[Dataset excerpts]

▶

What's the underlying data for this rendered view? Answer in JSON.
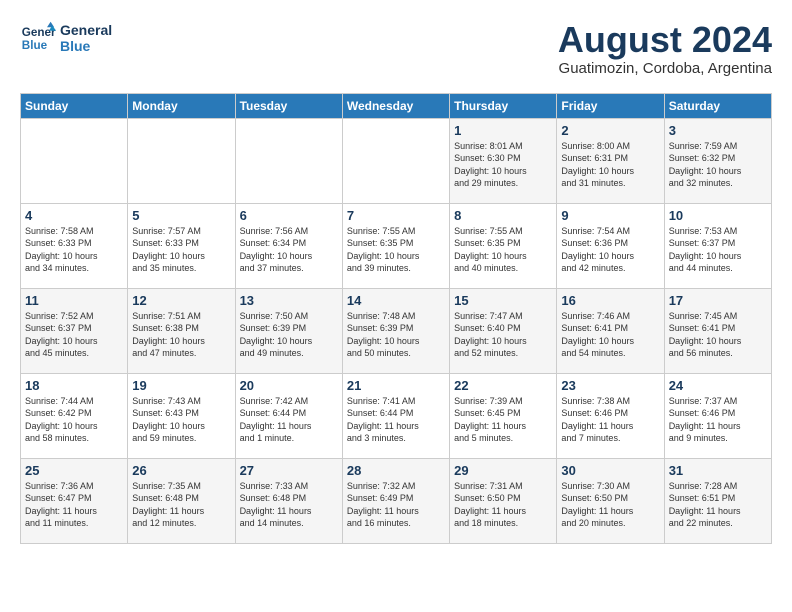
{
  "logo": {
    "line1": "General",
    "line2": "Blue"
  },
  "title": {
    "month_year": "August 2024",
    "location": "Guatimozin, Cordoba, Argentina"
  },
  "days_of_week": [
    "Sunday",
    "Monday",
    "Tuesday",
    "Wednesday",
    "Thursday",
    "Friday",
    "Saturday"
  ],
  "weeks": [
    [
      {
        "day": "",
        "content": ""
      },
      {
        "day": "",
        "content": ""
      },
      {
        "day": "",
        "content": ""
      },
      {
        "day": "",
        "content": ""
      },
      {
        "day": "1",
        "content": "Sunrise: 8:01 AM\nSunset: 6:30 PM\nDaylight: 10 hours\nand 29 minutes."
      },
      {
        "day": "2",
        "content": "Sunrise: 8:00 AM\nSunset: 6:31 PM\nDaylight: 10 hours\nand 31 minutes."
      },
      {
        "day": "3",
        "content": "Sunrise: 7:59 AM\nSunset: 6:32 PM\nDaylight: 10 hours\nand 32 minutes."
      }
    ],
    [
      {
        "day": "4",
        "content": "Sunrise: 7:58 AM\nSunset: 6:33 PM\nDaylight: 10 hours\nand 34 minutes."
      },
      {
        "day": "5",
        "content": "Sunrise: 7:57 AM\nSunset: 6:33 PM\nDaylight: 10 hours\nand 35 minutes."
      },
      {
        "day": "6",
        "content": "Sunrise: 7:56 AM\nSunset: 6:34 PM\nDaylight: 10 hours\nand 37 minutes."
      },
      {
        "day": "7",
        "content": "Sunrise: 7:55 AM\nSunset: 6:35 PM\nDaylight: 10 hours\nand 39 minutes."
      },
      {
        "day": "8",
        "content": "Sunrise: 7:55 AM\nSunset: 6:35 PM\nDaylight: 10 hours\nand 40 minutes."
      },
      {
        "day": "9",
        "content": "Sunrise: 7:54 AM\nSunset: 6:36 PM\nDaylight: 10 hours\nand 42 minutes."
      },
      {
        "day": "10",
        "content": "Sunrise: 7:53 AM\nSunset: 6:37 PM\nDaylight: 10 hours\nand 44 minutes."
      }
    ],
    [
      {
        "day": "11",
        "content": "Sunrise: 7:52 AM\nSunset: 6:37 PM\nDaylight: 10 hours\nand 45 minutes."
      },
      {
        "day": "12",
        "content": "Sunrise: 7:51 AM\nSunset: 6:38 PM\nDaylight: 10 hours\nand 47 minutes."
      },
      {
        "day": "13",
        "content": "Sunrise: 7:50 AM\nSunset: 6:39 PM\nDaylight: 10 hours\nand 49 minutes."
      },
      {
        "day": "14",
        "content": "Sunrise: 7:48 AM\nSunset: 6:39 PM\nDaylight: 10 hours\nand 50 minutes."
      },
      {
        "day": "15",
        "content": "Sunrise: 7:47 AM\nSunset: 6:40 PM\nDaylight: 10 hours\nand 52 minutes."
      },
      {
        "day": "16",
        "content": "Sunrise: 7:46 AM\nSunset: 6:41 PM\nDaylight: 10 hours\nand 54 minutes."
      },
      {
        "day": "17",
        "content": "Sunrise: 7:45 AM\nSunset: 6:41 PM\nDaylight: 10 hours\nand 56 minutes."
      }
    ],
    [
      {
        "day": "18",
        "content": "Sunrise: 7:44 AM\nSunset: 6:42 PM\nDaylight: 10 hours\nand 58 minutes."
      },
      {
        "day": "19",
        "content": "Sunrise: 7:43 AM\nSunset: 6:43 PM\nDaylight: 10 hours\nand 59 minutes."
      },
      {
        "day": "20",
        "content": "Sunrise: 7:42 AM\nSunset: 6:44 PM\nDaylight: 11 hours\nand 1 minute."
      },
      {
        "day": "21",
        "content": "Sunrise: 7:41 AM\nSunset: 6:44 PM\nDaylight: 11 hours\nand 3 minutes."
      },
      {
        "day": "22",
        "content": "Sunrise: 7:39 AM\nSunset: 6:45 PM\nDaylight: 11 hours\nand 5 minutes."
      },
      {
        "day": "23",
        "content": "Sunrise: 7:38 AM\nSunset: 6:46 PM\nDaylight: 11 hours\nand 7 minutes."
      },
      {
        "day": "24",
        "content": "Sunrise: 7:37 AM\nSunset: 6:46 PM\nDaylight: 11 hours\nand 9 minutes."
      }
    ],
    [
      {
        "day": "25",
        "content": "Sunrise: 7:36 AM\nSunset: 6:47 PM\nDaylight: 11 hours\nand 11 minutes."
      },
      {
        "day": "26",
        "content": "Sunrise: 7:35 AM\nSunset: 6:48 PM\nDaylight: 11 hours\nand 12 minutes."
      },
      {
        "day": "27",
        "content": "Sunrise: 7:33 AM\nSunset: 6:48 PM\nDaylight: 11 hours\nand 14 minutes."
      },
      {
        "day": "28",
        "content": "Sunrise: 7:32 AM\nSunset: 6:49 PM\nDaylight: 11 hours\nand 16 minutes."
      },
      {
        "day": "29",
        "content": "Sunrise: 7:31 AM\nSunset: 6:50 PM\nDaylight: 11 hours\nand 18 minutes."
      },
      {
        "day": "30",
        "content": "Sunrise: 7:30 AM\nSunset: 6:50 PM\nDaylight: 11 hours\nand 20 minutes."
      },
      {
        "day": "31",
        "content": "Sunrise: 7:28 AM\nSunset: 6:51 PM\nDaylight: 11 hours\nand 22 minutes."
      }
    ]
  ]
}
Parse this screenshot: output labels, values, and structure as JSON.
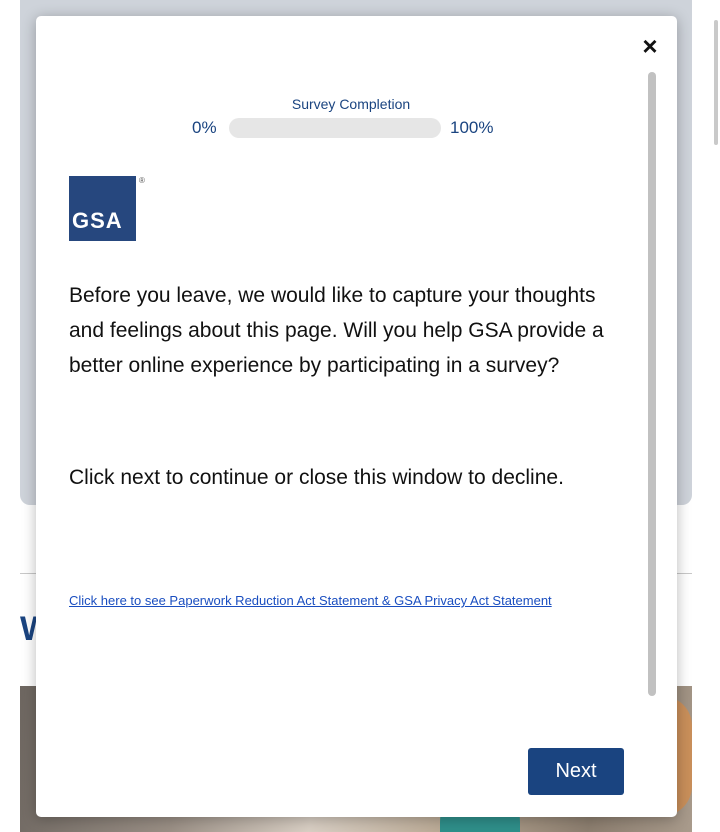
{
  "background": {
    "heading_fragment": "W"
  },
  "modal": {
    "close_label": "×",
    "progress": {
      "label": "Survey Completion",
      "min_label": "0%",
      "max_label": "100%",
      "value_percent": 0
    },
    "logo": {
      "text": "GSA",
      "registered_mark": "®"
    },
    "intro_text": "Before you leave, we would like to capture your thoughts and feelings about this page. Will you help GSA provide a better online experience by participating in a survey?",
    "instruction_text": "Click next to continue or close this window to decline.",
    "privacy_link_text": "Click here to see Paperwork Reduction Act Statement & GSA Privacy Act Statement",
    "next_label": "Next"
  },
  "colors": {
    "brand_blue": "#1a4480",
    "logo_blue": "#26477e",
    "link_blue": "#1a4ec0",
    "progress_track": "#e6e6e6"
  }
}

◀

### PROBLEM STATEMENT:
Reproduce the data word for word, excluding its pictures.

### RESPONSE:
What's the underlying data for this rendered view? Answer in JSON.
{
  "logo": {
    "line1": "General",
    "line2": "Blue"
  },
  "title": {
    "month_year": "August 2024",
    "location": "Guatimozin, Cordoba, Argentina"
  },
  "days_of_week": [
    "Sunday",
    "Monday",
    "Tuesday",
    "Wednesday",
    "Thursday",
    "Friday",
    "Saturday"
  ],
  "weeks": [
    [
      {
        "day": "",
        "content": ""
      },
      {
        "day": "",
        "content": ""
      },
      {
        "day": "",
        "content": ""
      },
      {
        "day": "",
        "content": ""
      },
      {
        "day": "1",
        "content": "Sunrise: 8:01 AM\nSunset: 6:30 PM\nDaylight: 10 hours\nand 29 minutes."
      },
      {
        "day": "2",
        "content": "Sunrise: 8:00 AM\nSunset: 6:31 PM\nDaylight: 10 hours\nand 31 minutes."
      },
      {
        "day": "3",
        "content": "Sunrise: 7:59 AM\nSunset: 6:32 PM\nDaylight: 10 hours\nand 32 minutes."
      }
    ],
    [
      {
        "day": "4",
        "content": "Sunrise: 7:58 AM\nSunset: 6:33 PM\nDaylight: 10 hours\nand 34 minutes."
      },
      {
        "day": "5",
        "content": "Sunrise: 7:57 AM\nSunset: 6:33 PM\nDaylight: 10 hours\nand 35 minutes."
      },
      {
        "day": "6",
        "content": "Sunrise: 7:56 AM\nSunset: 6:34 PM\nDaylight: 10 hours\nand 37 minutes."
      },
      {
        "day": "7",
        "content": "Sunrise: 7:55 AM\nSunset: 6:35 PM\nDaylight: 10 hours\nand 39 minutes."
      },
      {
        "day": "8",
        "content": "Sunrise: 7:55 AM\nSunset: 6:35 PM\nDaylight: 10 hours\nand 40 minutes."
      },
      {
        "day": "9",
        "content": "Sunrise: 7:54 AM\nSunset: 6:36 PM\nDaylight: 10 hours\nand 42 minutes."
      },
      {
        "day": "10",
        "content": "Sunrise: 7:53 AM\nSunset: 6:37 PM\nDaylight: 10 hours\nand 44 minutes."
      }
    ],
    [
      {
        "day": "11",
        "content": "Sunrise: 7:52 AM\nSunset: 6:37 PM\nDaylight: 10 hours\nand 45 minutes."
      },
      {
        "day": "12",
        "content": "Sunrise: 7:51 AM\nSunset: 6:38 PM\nDaylight: 10 hours\nand 47 minutes."
      },
      {
        "day": "13",
        "content": "Sunrise: 7:50 AM\nSunset: 6:39 PM\nDaylight: 10 hours\nand 49 minutes."
      },
      {
        "day": "14",
        "content": "Sunrise: 7:48 AM\nSunset: 6:39 PM\nDaylight: 10 hours\nand 50 minutes."
      },
      {
        "day": "15",
        "content": "Sunrise: 7:47 AM\nSunset: 6:40 PM\nDaylight: 10 hours\nand 52 minutes."
      },
      {
        "day": "16",
        "content": "Sunrise: 7:46 AM\nSunset: 6:41 PM\nDaylight: 10 hours\nand 54 minutes."
      },
      {
        "day": "17",
        "content": "Sunrise: 7:45 AM\nSunset: 6:41 PM\nDaylight: 10 hours\nand 56 minutes."
      }
    ],
    [
      {
        "day": "18",
        "content": "Sunrise: 7:44 AM\nSunset: 6:42 PM\nDaylight: 10 hours\nand 58 minutes."
      },
      {
        "day": "19",
        "content": "Sunrise: 7:43 AM\nSunset: 6:43 PM\nDaylight: 10 hours\nand 59 minutes."
      },
      {
        "day": "20",
        "content": "Sunrise: 7:42 AM\nSunset: 6:44 PM\nDaylight: 11 hours\nand 1 minute."
      },
      {
        "day": "21",
        "content": "Sunrise: 7:41 AM\nSunset: 6:44 PM\nDaylight: 11 hours\nand 3 minutes."
      },
      {
        "day": "22",
        "content": "Sunrise: 7:39 AM\nSunset: 6:45 PM\nDaylight: 11 hours\nand 5 minutes."
      },
      {
        "day": "23",
        "content": "Sunrise: 7:38 AM\nSunset: 6:46 PM\nDaylight: 11 hours\nand 7 minutes."
      },
      {
        "day": "24",
        "content": "Sunrise: 7:37 AM\nSunset: 6:46 PM\nDaylight: 11 hours\nand 9 minutes."
      }
    ],
    [
      {
        "day": "25",
        "content": "Sunrise: 7:36 AM\nSunset: 6:47 PM\nDaylight: 11 hours\nand 11 minutes."
      },
      {
        "day": "26",
        "content": "Sunrise: 7:35 AM\nSunset: 6:48 PM\nDaylight: 11 hours\nand 12 minutes."
      },
      {
        "day": "27",
        "content": "Sunrise: 7:33 AM\nSunset: 6:48 PM\nDaylight: 11 hours\nand 14 minutes."
      },
      {
        "day": "28",
        "content": "Sunrise: 7:32 AM\nSunset: 6:49 PM\nDaylight: 11 hours\nand 16 minutes."
      },
      {
        "day": "29",
        "content": "Sunrise: 7:31 AM\nSunset: 6:50 PM\nDaylight: 11 hours\nand 18 minutes."
      },
      {
        "day": "30",
        "content": "Sunrise: 7:30 AM\nSunset: 6:50 PM\nDaylight: 11 hours\nand 20 minutes."
      },
      {
        "day": "31",
        "content": "Sunrise: 7:28 AM\nSunset: 6:51 PM\nDaylight: 11 hours\nand 22 minutes."
      }
    ]
  ]
}
Parse this screenshot: output labels, values, and structure as JSON.
{
  "background": {
    "heading_fragment": "W"
  },
  "modal": {
    "close_label": "×",
    "progress": {
      "label": "Survey Completion",
      "min_label": "0%",
      "max_label": "100%",
      "value_percent": 0
    },
    "logo": {
      "text": "GSA",
      "registered_mark": "®"
    },
    "intro_text": "Before you leave, we would like to capture your thoughts and feelings about this page. Will you help GSA provide a better online experience by participating in a survey?",
    "instruction_text": "Click next to continue or close this window to decline.",
    "privacy_link_text": "Click here to see Paperwork Reduction Act Statement & GSA Privacy Act Statement",
    "next_label": "Next"
  },
  "colors": {
    "brand_blue": "#1a4480",
    "logo_blue": "#26477e",
    "link_blue": "#1a4ec0",
    "progress_track": "#e6e6e6"
  }
}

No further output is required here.